* INFORMATION PROVIDED:
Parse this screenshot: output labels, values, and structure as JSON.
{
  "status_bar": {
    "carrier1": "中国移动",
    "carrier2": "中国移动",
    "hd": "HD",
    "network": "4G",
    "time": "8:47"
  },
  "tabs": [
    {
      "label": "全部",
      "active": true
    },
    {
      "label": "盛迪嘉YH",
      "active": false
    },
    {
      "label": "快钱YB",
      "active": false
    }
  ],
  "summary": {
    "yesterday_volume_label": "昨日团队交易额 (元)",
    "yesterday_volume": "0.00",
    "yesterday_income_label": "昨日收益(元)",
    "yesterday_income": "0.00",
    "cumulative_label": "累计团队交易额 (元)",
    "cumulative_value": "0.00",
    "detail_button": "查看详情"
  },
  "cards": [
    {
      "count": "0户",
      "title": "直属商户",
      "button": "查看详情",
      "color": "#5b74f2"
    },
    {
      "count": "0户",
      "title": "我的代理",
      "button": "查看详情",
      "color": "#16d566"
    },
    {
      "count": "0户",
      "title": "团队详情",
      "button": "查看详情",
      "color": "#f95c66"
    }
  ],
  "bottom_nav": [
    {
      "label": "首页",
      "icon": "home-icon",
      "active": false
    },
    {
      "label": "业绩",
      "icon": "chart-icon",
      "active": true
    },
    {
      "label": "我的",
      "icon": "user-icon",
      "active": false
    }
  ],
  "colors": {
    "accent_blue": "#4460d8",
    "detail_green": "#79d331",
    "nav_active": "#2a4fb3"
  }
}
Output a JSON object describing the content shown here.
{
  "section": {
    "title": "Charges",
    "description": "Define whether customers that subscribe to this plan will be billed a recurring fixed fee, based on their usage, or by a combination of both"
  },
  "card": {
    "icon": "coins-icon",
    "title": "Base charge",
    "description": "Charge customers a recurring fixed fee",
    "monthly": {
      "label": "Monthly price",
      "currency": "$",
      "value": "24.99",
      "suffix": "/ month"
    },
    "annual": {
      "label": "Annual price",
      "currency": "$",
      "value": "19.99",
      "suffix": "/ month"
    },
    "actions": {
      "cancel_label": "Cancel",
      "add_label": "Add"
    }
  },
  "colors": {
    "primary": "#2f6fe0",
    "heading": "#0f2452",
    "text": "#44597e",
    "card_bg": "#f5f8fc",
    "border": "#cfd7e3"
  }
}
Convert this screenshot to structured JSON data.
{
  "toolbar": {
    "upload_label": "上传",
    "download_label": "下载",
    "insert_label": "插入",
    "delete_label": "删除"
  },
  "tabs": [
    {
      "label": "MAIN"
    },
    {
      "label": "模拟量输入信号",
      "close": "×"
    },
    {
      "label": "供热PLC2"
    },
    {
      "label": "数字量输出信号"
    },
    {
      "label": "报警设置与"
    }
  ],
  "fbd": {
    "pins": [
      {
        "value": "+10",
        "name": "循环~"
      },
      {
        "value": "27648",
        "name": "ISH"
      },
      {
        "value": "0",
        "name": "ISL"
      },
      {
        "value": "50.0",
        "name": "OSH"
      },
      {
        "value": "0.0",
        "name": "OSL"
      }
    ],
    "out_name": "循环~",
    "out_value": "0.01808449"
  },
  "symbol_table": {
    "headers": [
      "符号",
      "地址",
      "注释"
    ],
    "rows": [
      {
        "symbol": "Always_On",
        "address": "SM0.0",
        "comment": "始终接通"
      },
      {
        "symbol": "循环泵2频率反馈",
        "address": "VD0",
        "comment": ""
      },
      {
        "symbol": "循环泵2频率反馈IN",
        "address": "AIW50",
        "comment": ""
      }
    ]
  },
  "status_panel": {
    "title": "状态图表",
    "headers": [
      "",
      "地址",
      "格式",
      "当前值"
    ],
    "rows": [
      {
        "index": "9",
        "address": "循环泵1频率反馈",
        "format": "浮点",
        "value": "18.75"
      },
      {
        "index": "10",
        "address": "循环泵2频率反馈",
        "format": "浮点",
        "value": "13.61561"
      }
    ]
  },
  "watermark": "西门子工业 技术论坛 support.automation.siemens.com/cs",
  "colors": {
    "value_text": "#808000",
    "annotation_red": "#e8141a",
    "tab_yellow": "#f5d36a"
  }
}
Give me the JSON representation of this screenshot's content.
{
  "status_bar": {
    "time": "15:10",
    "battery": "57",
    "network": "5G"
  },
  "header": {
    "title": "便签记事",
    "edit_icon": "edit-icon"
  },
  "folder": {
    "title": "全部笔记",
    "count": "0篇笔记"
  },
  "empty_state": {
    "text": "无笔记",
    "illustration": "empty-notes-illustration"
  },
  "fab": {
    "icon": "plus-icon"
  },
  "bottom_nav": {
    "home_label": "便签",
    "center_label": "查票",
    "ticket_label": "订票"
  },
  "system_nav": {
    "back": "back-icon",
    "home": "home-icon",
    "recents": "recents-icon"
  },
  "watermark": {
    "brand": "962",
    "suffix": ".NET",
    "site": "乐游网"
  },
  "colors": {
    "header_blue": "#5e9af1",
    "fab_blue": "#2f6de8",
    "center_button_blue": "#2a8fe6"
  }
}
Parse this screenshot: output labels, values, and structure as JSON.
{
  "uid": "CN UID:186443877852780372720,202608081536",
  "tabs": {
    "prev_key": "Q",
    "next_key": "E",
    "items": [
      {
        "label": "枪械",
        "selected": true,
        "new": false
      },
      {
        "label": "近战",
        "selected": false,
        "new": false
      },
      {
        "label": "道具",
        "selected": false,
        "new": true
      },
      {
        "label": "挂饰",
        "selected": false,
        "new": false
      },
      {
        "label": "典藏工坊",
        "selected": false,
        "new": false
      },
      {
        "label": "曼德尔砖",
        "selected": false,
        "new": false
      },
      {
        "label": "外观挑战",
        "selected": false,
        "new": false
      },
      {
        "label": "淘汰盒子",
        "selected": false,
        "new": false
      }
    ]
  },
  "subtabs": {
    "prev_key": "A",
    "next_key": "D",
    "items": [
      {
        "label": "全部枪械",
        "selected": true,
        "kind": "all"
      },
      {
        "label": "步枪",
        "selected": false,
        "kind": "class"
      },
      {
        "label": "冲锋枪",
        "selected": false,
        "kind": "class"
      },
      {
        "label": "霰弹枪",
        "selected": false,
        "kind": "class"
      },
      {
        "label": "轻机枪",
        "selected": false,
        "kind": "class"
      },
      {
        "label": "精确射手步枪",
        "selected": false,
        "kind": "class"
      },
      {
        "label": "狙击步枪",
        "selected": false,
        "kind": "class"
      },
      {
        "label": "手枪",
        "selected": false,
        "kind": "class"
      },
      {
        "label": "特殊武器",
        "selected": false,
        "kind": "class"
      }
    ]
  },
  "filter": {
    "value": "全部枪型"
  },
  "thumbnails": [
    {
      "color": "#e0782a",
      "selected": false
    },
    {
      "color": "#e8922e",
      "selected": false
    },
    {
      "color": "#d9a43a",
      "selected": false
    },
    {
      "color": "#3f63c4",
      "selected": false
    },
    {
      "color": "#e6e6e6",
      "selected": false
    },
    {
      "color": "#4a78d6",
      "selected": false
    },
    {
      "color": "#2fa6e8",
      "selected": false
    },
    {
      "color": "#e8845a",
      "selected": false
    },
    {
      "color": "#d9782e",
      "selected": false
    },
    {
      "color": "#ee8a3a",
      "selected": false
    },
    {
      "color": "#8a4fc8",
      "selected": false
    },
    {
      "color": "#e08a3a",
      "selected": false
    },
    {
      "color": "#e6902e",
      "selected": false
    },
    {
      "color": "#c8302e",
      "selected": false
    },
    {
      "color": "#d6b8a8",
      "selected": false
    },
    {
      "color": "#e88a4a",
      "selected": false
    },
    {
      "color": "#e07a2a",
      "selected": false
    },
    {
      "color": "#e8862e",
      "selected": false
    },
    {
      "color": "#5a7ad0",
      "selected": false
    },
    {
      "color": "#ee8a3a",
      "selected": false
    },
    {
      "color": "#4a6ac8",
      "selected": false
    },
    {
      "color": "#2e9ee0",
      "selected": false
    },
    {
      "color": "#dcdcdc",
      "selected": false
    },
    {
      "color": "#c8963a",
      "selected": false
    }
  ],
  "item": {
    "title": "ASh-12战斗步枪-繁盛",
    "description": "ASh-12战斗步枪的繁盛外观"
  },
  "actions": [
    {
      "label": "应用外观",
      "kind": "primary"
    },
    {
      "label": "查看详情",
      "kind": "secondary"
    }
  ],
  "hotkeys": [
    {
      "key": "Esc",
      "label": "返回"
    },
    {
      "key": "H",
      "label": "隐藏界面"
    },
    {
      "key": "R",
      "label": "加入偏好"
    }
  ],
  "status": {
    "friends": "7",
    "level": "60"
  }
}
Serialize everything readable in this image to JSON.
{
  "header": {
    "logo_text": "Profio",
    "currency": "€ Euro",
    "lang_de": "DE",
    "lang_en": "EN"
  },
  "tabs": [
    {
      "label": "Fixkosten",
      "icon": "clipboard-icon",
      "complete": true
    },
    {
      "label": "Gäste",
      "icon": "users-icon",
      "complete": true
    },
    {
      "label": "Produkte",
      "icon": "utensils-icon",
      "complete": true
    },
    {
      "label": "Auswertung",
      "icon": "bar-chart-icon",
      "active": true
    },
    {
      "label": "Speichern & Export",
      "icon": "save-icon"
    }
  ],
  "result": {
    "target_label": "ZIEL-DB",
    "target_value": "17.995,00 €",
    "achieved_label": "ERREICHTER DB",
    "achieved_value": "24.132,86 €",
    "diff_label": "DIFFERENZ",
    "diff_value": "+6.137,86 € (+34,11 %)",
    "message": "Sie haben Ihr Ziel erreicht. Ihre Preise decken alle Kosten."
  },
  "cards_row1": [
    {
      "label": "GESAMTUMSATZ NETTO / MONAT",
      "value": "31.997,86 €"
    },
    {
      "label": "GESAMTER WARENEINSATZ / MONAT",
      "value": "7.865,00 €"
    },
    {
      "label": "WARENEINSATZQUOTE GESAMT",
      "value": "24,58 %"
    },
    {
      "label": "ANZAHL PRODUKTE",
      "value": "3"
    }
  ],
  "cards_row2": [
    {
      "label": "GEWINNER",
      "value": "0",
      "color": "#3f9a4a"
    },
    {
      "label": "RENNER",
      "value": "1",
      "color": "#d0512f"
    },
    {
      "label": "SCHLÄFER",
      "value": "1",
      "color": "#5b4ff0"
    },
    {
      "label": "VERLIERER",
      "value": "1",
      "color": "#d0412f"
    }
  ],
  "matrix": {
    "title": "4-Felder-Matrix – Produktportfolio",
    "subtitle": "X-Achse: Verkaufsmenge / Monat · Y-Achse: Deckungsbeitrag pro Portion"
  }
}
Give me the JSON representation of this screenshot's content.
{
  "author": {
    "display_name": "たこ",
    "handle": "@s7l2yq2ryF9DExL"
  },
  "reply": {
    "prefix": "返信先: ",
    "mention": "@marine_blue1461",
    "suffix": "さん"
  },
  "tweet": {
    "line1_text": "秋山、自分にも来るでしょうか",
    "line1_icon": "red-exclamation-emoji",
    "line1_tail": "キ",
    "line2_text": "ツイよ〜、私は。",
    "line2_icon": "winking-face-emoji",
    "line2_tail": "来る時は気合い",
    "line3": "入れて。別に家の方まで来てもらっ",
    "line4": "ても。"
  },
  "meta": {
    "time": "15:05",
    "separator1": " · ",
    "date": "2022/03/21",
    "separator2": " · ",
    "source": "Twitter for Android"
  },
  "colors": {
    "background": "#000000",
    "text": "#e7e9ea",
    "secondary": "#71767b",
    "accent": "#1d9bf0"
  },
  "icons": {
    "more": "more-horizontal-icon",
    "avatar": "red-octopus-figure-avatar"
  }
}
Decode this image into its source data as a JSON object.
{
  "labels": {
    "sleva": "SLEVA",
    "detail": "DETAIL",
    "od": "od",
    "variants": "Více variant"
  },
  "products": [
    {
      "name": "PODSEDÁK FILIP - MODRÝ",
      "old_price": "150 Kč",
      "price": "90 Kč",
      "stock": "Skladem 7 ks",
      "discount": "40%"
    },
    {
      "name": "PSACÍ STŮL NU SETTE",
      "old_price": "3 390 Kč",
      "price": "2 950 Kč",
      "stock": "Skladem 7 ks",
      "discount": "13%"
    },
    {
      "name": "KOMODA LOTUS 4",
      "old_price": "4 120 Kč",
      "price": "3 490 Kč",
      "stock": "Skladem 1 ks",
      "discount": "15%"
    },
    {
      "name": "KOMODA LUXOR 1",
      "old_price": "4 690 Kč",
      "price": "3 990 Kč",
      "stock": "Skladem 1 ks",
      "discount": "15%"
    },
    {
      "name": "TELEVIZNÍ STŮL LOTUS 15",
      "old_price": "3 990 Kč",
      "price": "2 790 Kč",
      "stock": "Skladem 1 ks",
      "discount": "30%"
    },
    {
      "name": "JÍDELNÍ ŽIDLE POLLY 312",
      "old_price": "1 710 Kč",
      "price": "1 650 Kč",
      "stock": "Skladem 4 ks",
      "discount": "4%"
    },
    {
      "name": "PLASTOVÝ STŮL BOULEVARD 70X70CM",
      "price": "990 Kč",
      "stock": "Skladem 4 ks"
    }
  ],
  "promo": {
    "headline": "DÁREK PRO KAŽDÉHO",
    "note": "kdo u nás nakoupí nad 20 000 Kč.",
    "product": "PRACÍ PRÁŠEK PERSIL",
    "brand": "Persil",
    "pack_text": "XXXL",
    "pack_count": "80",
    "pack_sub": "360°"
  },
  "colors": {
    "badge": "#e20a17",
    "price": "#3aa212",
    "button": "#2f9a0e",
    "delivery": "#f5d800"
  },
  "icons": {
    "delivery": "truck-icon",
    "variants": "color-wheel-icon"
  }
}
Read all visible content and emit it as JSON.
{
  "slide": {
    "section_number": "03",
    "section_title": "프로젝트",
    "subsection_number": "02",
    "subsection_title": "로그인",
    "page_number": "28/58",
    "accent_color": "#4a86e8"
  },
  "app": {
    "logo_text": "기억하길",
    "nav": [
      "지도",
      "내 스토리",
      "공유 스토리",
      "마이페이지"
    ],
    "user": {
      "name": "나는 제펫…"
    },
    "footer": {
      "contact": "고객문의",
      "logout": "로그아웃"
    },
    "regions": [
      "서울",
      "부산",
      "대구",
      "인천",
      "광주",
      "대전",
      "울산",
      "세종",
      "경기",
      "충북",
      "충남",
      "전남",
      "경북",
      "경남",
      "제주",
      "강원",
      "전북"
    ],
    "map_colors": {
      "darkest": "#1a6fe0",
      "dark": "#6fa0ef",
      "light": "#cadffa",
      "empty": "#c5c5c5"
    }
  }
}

* WRITTEN INSTRUCTION:
In the entries above, identify every line with the word "address". Copy those lines.

* EXERCISE OUTPUT:
        "address": "SM0.0",
        "address": "VD0",
        "address": "AIW50",
        "address": "循环泵1频率反馈",
        "address": "循环泵2频率反馈",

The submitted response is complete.